## What the task asks
Find each line with the word "certificates" and say how many there are, nothing else.

## Record list
[start]

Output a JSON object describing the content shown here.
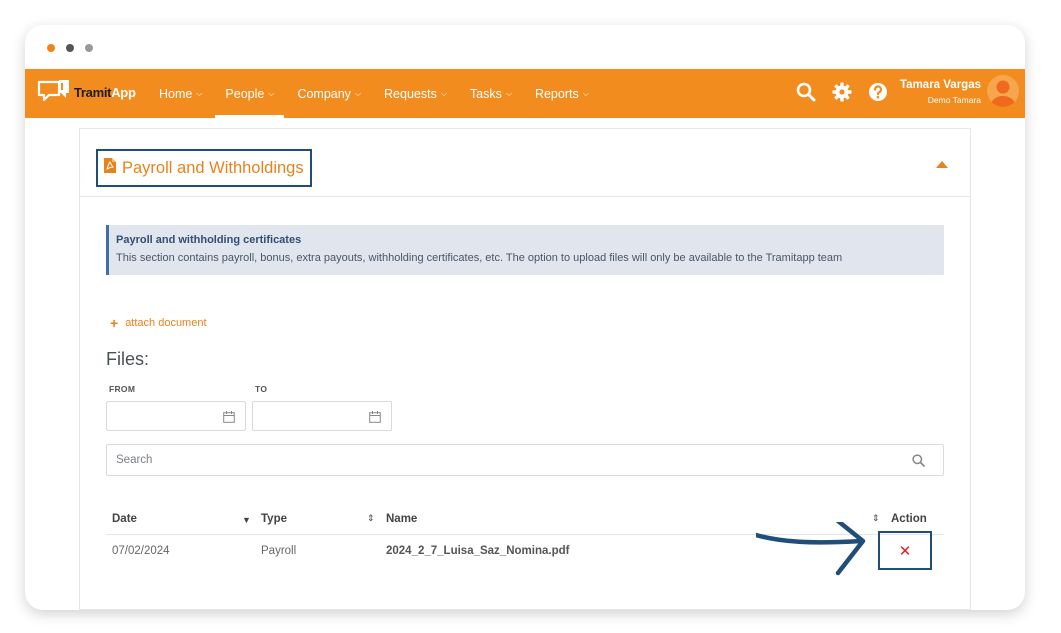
{
  "app": {
    "logo_part1": "Tramit",
    "logo_part2": "App"
  },
  "nav": {
    "items": [
      {
        "label": "Home",
        "active": false
      },
      {
        "label": "People",
        "active": true
      },
      {
        "label": "Company",
        "active": false
      },
      {
        "label": "Requests",
        "active": false
      },
      {
        "label": "Tasks",
        "active": false
      },
      {
        "label": "Reports",
        "active": false
      }
    ],
    "icons": [
      "search-icon",
      "gear-icon",
      "help-icon"
    ]
  },
  "user": {
    "name": "Tamara Vargas",
    "company": "Demo Tamara"
  },
  "panel": {
    "title": "Payroll and Withholdings",
    "info_title": "Payroll and withholding certificates",
    "info_body": "This section contains payroll, bonus, extra payouts, withholding certificates, etc. The option to upload files will only be available to the Tramitapp team",
    "attach_label": "attach document",
    "files_heading": "Files:",
    "from_label": "FROM",
    "to_label": "TO",
    "search_placeholder": "Search"
  },
  "table": {
    "headers": {
      "date": "Date",
      "type": "Type",
      "name": "Name",
      "action": "Action"
    },
    "rows": [
      {
        "date": "07/02/2024",
        "type": "Payroll",
        "name": "2024_2_7_Luisa_Saz_Nomina.pdf",
        "action": "✕"
      }
    ]
  },
  "colors": {
    "brand": "#f28c1e",
    "accent": "#e8831c",
    "highlight": "#1f4e79",
    "delete": "#e02020"
  }
}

[end]

## Exercise solution
2